*Extracted text:*
Tutorial 3: Invertible Learnable Up- and Downsampling

One of the central aspects of U-Nets are up- and downsampling operations: In the encoder portion, the features are iteratively downsampled, before they are recombined with their later upsampled counterparts by channel concatenation in the decoder portion. At first, building invertible up- or downsampling layers seems nonsensical, as the resolution (and thus the dimensionality) of the input is altered.

However, if – in the case of downsampling – the number of channels is increased to make up for the loss of resolution, such that the total number of pixels/voxels remains constant after downsampling, the downsampling can be made invertible.

The following Theorem describes the concept of invertible downsampling for 2D data. The theorem is given in a more formal way (and for general \(d\)-dimensional data) in our paper.

Theorem (invertible downsampling for 2D data, informal, Pytorch nomenclature): Let \(s_1, s_2 \in \mathbb{N}\) and \(\sigma = s_1 s_2\), and let \(M\) be an orthogonal \((\sigma \times \sigma)\)-matrix. Let \(x\) be our input batch of shape \((N, 1, H, W)\), where \(H\) is divisible by \(s_1\) and \(W\) is divisible by \(s_2\) (without remainders). We now reorder the entries of \(M\) into a convolutional kernel \(K\) of shape \((\sigma, 1, s_1, s_2)\) in a specific way. Then the convolution of \(x\) with the kernel \(K\) using a stride of \((s_1,s_2)\) produces an output \(y\) of shape \((N, \sigma, H/s_1, W/s_2)\). This operation can be inverted by applying the associated transpose convolution with kernel \(K\) to \(y\).

This concept can be easily extended to general input batches with \(C\) channels by applying this to each input channel independently. The inverse operation to invertible downsampling (via a transposed strided convolution) realizes invertible upsampling.

An introductory example

The following example requires the package skimage to load the example image.

import numpy as np
from skimage import data
from matplotlib import pyplot as plt

import torch
from iunets.layers import InvertibleDownsampling2D

# Load example image
img = np.array(data.camera(), dtype=np.float32) / 255.

# Display input image
plt.figure(figsize=(7,7),constrained_layout=True)
plt.imshow(img, cmap='Greys_r')

# Helper functions to transfer between Numpy and Pytorch
to_torch = lambda img: torch.Tensor(np.expand_dims(img, (0,1)))
to_numpy = lambda img: img.detach().numpy()

# Transfer to Torch, reshape to batch of shape (1, 1, 512, 512)
torch_img = to_torch(img)

# Create learnable invertible downsampling layer
downsampling = InvertibleDownsampling2D(
    in_channels=1,
    stride=(2,2)
)

# Compute downsampled images
output = downsampling(torch_img)
output = to_numpy(output)

# Display output images
fig = plt.figure(figsize=(7,7),constrained_layout=True)

*Input records:*
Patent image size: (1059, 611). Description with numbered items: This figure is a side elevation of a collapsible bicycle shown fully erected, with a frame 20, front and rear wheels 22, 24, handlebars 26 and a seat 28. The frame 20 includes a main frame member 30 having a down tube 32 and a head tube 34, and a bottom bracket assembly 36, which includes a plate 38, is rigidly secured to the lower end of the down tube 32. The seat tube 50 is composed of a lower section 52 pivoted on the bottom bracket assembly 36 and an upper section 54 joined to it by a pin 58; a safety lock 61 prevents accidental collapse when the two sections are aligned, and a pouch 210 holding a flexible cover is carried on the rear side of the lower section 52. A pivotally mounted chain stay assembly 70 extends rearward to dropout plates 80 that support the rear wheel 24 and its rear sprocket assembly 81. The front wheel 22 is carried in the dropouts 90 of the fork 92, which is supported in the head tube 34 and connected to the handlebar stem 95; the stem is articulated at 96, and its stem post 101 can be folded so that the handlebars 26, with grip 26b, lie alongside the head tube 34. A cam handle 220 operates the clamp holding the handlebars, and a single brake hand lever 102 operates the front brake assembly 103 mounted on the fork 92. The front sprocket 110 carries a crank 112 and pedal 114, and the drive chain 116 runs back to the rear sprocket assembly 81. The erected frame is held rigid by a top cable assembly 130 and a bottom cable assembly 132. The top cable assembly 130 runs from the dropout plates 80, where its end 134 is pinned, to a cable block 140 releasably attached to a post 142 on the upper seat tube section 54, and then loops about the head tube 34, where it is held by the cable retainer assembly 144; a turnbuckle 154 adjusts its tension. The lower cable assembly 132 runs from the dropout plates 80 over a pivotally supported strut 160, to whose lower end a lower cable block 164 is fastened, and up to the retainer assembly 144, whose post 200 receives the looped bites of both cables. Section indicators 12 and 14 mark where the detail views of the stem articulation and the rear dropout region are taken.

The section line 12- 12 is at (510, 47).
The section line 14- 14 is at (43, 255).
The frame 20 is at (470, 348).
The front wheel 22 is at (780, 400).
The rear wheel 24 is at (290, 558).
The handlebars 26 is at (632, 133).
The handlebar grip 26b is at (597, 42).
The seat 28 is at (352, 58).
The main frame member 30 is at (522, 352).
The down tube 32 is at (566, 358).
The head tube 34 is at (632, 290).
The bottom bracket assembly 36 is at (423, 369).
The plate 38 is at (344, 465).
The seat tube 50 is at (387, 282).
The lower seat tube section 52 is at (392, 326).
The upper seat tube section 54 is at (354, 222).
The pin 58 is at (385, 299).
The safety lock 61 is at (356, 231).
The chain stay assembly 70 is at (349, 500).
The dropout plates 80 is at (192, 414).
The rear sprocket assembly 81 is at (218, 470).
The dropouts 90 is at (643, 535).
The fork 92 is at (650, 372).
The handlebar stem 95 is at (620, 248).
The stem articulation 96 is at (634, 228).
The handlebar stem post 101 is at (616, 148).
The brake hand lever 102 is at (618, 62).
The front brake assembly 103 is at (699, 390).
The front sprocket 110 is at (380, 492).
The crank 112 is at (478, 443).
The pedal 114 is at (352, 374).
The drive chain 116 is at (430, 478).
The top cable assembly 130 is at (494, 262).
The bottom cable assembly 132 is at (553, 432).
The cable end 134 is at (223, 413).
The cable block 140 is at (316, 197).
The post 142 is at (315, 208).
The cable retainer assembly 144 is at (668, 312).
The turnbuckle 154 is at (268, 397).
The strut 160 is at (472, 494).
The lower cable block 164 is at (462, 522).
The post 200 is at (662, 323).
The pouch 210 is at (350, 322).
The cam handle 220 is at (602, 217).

*Exercise set:*
(a) Find each line of the listing that contains the string "main".
(b) Pick up the tutorial on invertible up- and downsampling after its last line and continue it.
The tutorial and the listing are unrelated material.

*Results:*
(a)
Patent image size: (1059, 611). Description with numbered items: This figure is a side elevation of a collapsible bicycle shown fully erected, with a frame 20, front and rear wheels 22, 24, handlebars 26 and a seat 28. The frame 20 includes a main frame member 30 having a down tube 32 and a head tube 34, and a bottom bracket assembly 36, which includes a plate 38, is rigidly secured to the lower end of the down tube 32. The seat tube 50 is composed of a lower section 52 pivoted on the bottom bracket assembly 36 and an upper section 54 joined to it by a pin 58; a safety lock 61 prevents accidental collapse when the two sections are aligned, and a pouch 210 holding a flexible cover is carried on the rear side of the lower section 52. A pivotally mounted chain stay assembly 70 extends rearward to dropout plates 80 that support the rear wheel 24 and its rear sprocket assembly 81. The front wheel 22 is carried in the dropouts 90 of the fork 92, which is supported in the head tube 34 and connected to the handlebar stem 95; the stem is articulated at 96, and its stem post 101 can be folded so that the handlebars 26, with grip 26b, lie alongside the head tube 34. A cam handle 220 operates the clamp holding the handlebars, and a single brake hand lever 102 operates the front brake assembly 103 mounted on the fork 92. The front sprocket 110 carries a crank 112 and pedal 114, and the drive chain 116 runs back to the rear sprocket assembly 81. The erected frame is held rigid by a top cable assembly 130 and a bottom cable assembly 132. The top cable assembly 130 runs from the dropout plates 80, where its end 134 is pinned, to a cable block 140 releasably attached to a post 142 on the upper seat tube section 54, and then loops about the head tube 34, where it is held by the cable retainer assembly 144; a turnbuckle 154 adjusts its tension. The lower cable assembly 132 runs from the dropout plates 80 over a pivotally supported strut 160, to whose lower end a lower cable block 164 is fastened, and up to the retainer assembly 144, whose post 200 receives the looped bites of both cables. Section indicators 12 and 14 mark where the detail views of the stem articulation and the rear dropout region are taken.
The main frame member 30 is at (522, 352).

(b)
ax_array = fig.subplots(2, 2, squeeze=False)
ax_array[0, 0].imshow(output[0,0], cmap='Greys_r')
ax_array[0, 1].imshow(output[0,1], cmap='Greys_r')
ax_array[1, 0].imshow(output[0,2], cmap='Greys_r')
ax_array[1, 1].imshow(output[0,3], cmap='Greys_r')
_images/camera_both.png

The example image after invertibly downsampling with a stride of (2,2). By default, this is initialized as the Haar transform.

We now check how well the inversion works:

img_reconstruction = downsampling.inverse(downsampled)
print("MSE: {}".format(torch.nn.functional.mse_loss(torch_img, img_reconstruction).item()))

Output:

MSE: 1.0410113272302972e-15

Invertible up- and downsampling in iUNets

The behavior of the invertible up- and downsampling operations can be controlled in the iUNet constructor.

from iunets import iUNet
model = iUNet(
    channels=(32,64,128,256),
    dim=3,
    architecture=(2,2,2,2),
    resampling_stride=2,
    resampling_method='exp',
    resampling_init='haar',
    resampling_kwargs={}
)
model.print_layout()

Output:

32-32-(24/8)----------------------------------------------------(24/8)-32-32
---------64-64-(48/16)--------------------------------(48/16)-64-64---------
------------------128-128-(96/32)---------(96/32)-128-128-------------------
------------------------------256-256--256-256------------------------------

The relevant keywords are:

  • resampling_stride, which controls the amount of spatial down-/upsampling and hence the channel multiplier. In the following section, further details are given.

  • resampling_method, which controls the parametrization method for (special) orthogonal matrices. Current options are "exp", "cayley" and "householder".

    • "cayley": Cayley transform of a skew-symmetric matrix

    • "exp": matrix exponential of a skew-symmetric matrix

    • "householder": a product of Householder matrices

  • resampling_init, which controls the initialization. Current options are "haar", "squeeze", "random" or a user-specified torch.Tensor or numpy.ndarray.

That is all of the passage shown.